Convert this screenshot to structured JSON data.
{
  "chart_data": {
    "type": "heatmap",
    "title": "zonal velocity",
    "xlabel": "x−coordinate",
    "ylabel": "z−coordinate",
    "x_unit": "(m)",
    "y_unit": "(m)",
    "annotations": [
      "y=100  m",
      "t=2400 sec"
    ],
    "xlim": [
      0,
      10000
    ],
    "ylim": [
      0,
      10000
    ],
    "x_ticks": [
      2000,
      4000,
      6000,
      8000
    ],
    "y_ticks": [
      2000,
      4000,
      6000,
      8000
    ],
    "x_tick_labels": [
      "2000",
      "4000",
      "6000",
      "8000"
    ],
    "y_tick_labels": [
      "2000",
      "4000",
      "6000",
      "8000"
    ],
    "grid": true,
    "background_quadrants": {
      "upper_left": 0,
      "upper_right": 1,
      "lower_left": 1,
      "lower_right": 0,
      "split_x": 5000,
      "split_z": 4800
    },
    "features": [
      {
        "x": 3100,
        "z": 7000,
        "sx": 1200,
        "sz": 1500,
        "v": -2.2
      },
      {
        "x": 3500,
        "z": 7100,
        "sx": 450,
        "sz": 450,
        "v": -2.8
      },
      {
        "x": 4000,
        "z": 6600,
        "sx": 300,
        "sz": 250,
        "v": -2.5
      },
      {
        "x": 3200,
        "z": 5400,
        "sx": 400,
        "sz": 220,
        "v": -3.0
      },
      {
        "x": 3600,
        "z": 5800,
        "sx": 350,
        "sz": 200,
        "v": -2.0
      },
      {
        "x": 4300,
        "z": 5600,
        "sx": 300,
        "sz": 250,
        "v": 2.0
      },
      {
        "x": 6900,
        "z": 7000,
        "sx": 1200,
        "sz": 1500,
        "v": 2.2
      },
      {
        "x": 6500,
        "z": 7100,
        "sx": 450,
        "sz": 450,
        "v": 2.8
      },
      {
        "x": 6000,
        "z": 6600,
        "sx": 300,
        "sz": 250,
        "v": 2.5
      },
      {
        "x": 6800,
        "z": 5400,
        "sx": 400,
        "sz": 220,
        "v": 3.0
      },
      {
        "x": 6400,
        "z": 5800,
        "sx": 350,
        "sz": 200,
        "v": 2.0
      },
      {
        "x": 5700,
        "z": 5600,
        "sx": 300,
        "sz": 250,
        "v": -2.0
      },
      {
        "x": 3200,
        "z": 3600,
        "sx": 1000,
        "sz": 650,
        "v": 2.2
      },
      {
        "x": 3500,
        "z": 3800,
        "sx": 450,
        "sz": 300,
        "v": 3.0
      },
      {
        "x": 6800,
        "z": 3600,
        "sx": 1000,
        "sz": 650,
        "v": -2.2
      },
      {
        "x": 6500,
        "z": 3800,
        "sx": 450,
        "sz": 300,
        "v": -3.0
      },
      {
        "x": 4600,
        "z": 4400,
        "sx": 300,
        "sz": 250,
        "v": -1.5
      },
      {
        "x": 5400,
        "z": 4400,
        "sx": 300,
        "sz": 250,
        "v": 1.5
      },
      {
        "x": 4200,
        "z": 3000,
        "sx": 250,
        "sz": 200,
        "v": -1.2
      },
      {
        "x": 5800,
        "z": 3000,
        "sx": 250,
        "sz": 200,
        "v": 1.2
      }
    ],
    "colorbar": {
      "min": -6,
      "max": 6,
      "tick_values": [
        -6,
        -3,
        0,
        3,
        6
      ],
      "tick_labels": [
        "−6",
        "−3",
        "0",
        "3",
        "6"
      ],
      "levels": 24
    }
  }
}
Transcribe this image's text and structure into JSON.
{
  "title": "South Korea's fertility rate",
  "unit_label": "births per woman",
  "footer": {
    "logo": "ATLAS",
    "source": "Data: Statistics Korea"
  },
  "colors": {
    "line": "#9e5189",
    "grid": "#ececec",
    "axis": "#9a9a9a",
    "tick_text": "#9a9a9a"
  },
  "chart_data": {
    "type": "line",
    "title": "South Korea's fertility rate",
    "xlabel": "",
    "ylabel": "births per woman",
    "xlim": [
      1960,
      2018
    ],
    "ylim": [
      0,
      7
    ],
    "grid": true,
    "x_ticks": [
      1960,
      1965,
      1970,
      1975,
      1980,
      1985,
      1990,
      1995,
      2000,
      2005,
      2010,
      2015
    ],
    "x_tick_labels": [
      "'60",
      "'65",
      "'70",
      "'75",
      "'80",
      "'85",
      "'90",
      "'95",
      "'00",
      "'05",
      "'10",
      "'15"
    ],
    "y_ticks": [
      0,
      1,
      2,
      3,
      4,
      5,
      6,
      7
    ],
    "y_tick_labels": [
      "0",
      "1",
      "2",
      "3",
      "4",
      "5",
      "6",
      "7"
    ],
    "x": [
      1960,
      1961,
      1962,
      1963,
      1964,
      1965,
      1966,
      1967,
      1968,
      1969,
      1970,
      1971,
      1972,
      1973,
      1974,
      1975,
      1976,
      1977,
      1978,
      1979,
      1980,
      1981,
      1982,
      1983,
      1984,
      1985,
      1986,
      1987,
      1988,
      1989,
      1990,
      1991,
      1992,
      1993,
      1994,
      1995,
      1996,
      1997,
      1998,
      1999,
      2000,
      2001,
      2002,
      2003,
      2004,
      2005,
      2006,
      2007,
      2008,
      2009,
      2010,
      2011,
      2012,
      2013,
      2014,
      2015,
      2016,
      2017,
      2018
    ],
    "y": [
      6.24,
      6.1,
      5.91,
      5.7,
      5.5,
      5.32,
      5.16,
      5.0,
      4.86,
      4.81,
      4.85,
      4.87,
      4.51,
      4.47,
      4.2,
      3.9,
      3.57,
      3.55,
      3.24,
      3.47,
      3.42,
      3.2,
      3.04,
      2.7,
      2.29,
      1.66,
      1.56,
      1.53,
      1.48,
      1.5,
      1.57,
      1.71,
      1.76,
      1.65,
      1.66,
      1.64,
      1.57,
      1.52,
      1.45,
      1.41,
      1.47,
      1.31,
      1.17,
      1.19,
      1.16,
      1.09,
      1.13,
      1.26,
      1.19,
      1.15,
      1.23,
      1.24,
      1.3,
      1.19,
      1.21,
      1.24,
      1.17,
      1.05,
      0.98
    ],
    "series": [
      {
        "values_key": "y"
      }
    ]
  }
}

Task to complete: Write each line above out exactly.

Answer to this exercise:
Convert this screenshot to structured JSON data.
{
  "chart_data": {
    "type": "heatmap",
    "title": "zonal velocity",
    "xlabel": "x−coordinate",
    "ylabel": "z−coordinate",
    "x_unit": "(m)",
    "y_unit": "(m)",
    "annotations": [
      "y=100  m",
      "t=2400 sec"
    ],
    "xlim": [
      0,
      10000
    ],
    "ylim": [
      0,
      10000
    ],
    "x_ticks": [
      2000,
      4000,
      6000,
      8000
    ],
    "y_ticks": [
      2000,
      4000,
      6000,
      8000
    ],
    "x_tick_labels": [
      "2000",
      "4000",
      "6000",
      "8000"
    ],
    "y_tick_labels": [
      "2000",
      "4000",
      "6000",
      "8000"
    ],
    "grid": true,
    "background_quadrants": {
      "upper_left": 0,
      "upper_right": 1,
      "lower_left": 1,
      "lower_right": 0,
      "split_x": 5000,
      "split_z": 4800
    },
    "features": [
      {
        "x": 3100,
        "z": 7000,
        "sx": 1200,
        "sz": 1500,
        "v": -2.2
      },
      {
        "x": 3500,
        "z": 7100,
        "sx": 450,
        "sz": 450,
        "v": -2.8
      },
      {
        "x": 4000,
        "z": 6600,
        "sx": 300,
        "sz": 250,
        "v": -2.5
      },
      {
        "x": 3200,
        "z": 5400,
        "sx": 400,
        "sz": 220,
        "v": -3.0
      },
      {
        "x": 3600,
        "z": 5800,
        "sx": 350,
        "sz": 200,
        "v": -2.0
      },
      {
        "x": 4300,
        "z": 5600,
        "sx": 300,
        "sz": 250,
        "v": 2.0
      },
      {
        "x": 6900,
        "z": 7000,
        "sx": 1200,
        "sz": 1500,
        "v": 2.2
      },
      {
        "x": 6500,
        "z": 7100,
        "sx": 450,
        "sz": 450,
        "v": 2.8
      },
      {
        "x": 6000,
        "z": 6600,
        "sx": 300,
        "sz": 250,
        "v": 2.5
      },
      {
        "x": 6800,
        "z": 5400,
        "sx": 400,
        "sz": 220,
        "v": 3.0
      },
      {
        "x": 6400,
        "z": 5800,
        "sx": 350,
        "sz": 200,
        "v": 2.0
      },
      {
        "x": 5700,
        "z": 5600,
        "sx": 300,
        "sz": 250,
        "v": -2.0
      },
      {
        "x": 3200,
        "z": 3600,
        "sx": 1000,
        "sz": 650,
        "v": 2.2
      },
      {
        "x": 3500,
        "z": 3800,
        "sx": 450,
        "sz": 300,
        "v": 3.0
      },
      {
        "x": 6800,
        "z": 3600,
        "sx": 1000,
        "sz": 650,
        "v": -2.2
      },
      {
        "x": 6500,
        "z": 3800,
        "sx": 450,
        "sz": 300,
        "v": -3.0
      },
      {
        "x": 4600,
        "z": 4400,
        "sx": 300,
        "sz": 250,
        "v": -1.5
      },
      {
        "x": 5400,
        "z": 4400,
        "sx": 300,
        "sz": 250,
        "v": 1.5
      },
      {
        "x": 4200,
        "z": 3000,
        "sx": 250,
        "sz": 200,
        "v": -1.2
      },
      {
        "x": 5800,
        "z": 3000,
        "sx": 250,
        "sz": 200,
        "v": 1.2
      }
    ],
    "colorbar": {
      "min": -6,
      "max": 6,
      "tick_values": [
        -6,
        -3,
        0,
        3,
        6
      ],
      "tick_labels": [
        "−6",
        "−3",
        "0",
        "3",
        "6"
      ],
      "levels": 24
    }
  }
}
Transcribe this image's text and structure into JSON.
{
  "title": "South Korea's fertility rate",
  "unit_label": "births per woman",
  "footer": {
    "logo": "ATLAS",
    "source": "Data: Statistics Korea"
  },
  "colors": {
    "line": "#9e5189",
    "grid": "#ececec",
    "axis": "#9a9a9a",
    "tick_text": "#9a9a9a"
  },
  "chart_data": {
    "type": "line",
    "title": "South Korea's fertility rate",
    "xlabel": "",
    "ylabel": "births per woman",
    "xlim": [
      1960,
      2018
    ],
    "ylim": [
      0,
      7
    ],
    "grid": true,
    "x_ticks": [
      1960,
      1965,
      1970,
      1975,
      1980,
      1985,
      1990,
      1995,
      2000,
      2005,
      2010,
      2015
    ],
    "x_tick_labels": [
      "'60",
      "'65",
      "'70",
      "'75",
      "'80",
      "'85",
      "'90",
      "'95",
      "'00",
      "'05",
      "'10",
      "'15"
    ],
    "y_ticks": [
      0,
      1,
      2,
      3,
      4,
      5,
      6,
      7
    ],
    "y_tick_labels": [
      "0",
      "1",
      "2",
      "3",
      "4",
      "5",
      "6",
      "7"
    ],
    "x": [
      1960,
      1961,
      1962,
      1963,
      1964,
      1965,
      1966,
      1967,
      1968,
      1969,
      1970,
      1971,
      1972,
      1973,
      1974,
      1975,
      1976,
      1977,
      1978,
      1979,
      1980,
      1981,
      1982,
      1983,
      1984,
      1985,
      1986,
      1987,
      1988,
      1989,
      1990,
      1991,
      1992,
      1993,
      1994,
      1995,
      1996,
      1997,
      1998,
      1999,
      2000,
      2001,
      2002,
      2003,
      2004,
      2005,
      2006,
      2007,
      2008,
      2009,
      2010,
      2011,
      2012,
      2013,
      2014,
      2015,
      2016,
      2017,
      2018
    ],
    "y": [
      6.24,
      6.1,
      5.91,
      5.7,
      5.5,
      5.32,
      5.16,
      5.0,
      4.86,
      4.81,
      4.85,
      4.87,
      4.51,
      4.47,
      4.2,
      3.9,
      3.57,
      3.55,
      3.24,
      3.47,
      3.42,
      3.2,
      3.04,
      2.7,
      2.29,
      1.66,
      1.56,
      1.53,
      1.48,
      1.5,
      1.57,
      1.71,
      1.76,
      1.65,
      1.66,
      1.64,
      1.57,
      1.52,
      1.45,
      1.41,
      1.47,
      1.31,
      1.17,
      1.19,
      1.16,
      1.09,
      1.13,
      1.26,
      1.19,
      1.15,
      1.23,
      1.24,
      1.3,
      1.19,
      1.21,
      1.24,
      1.17,
      1.05,
      0.98
    ],
    "series": [
      {
        "values_key": "y"
      }
    ]
  }
}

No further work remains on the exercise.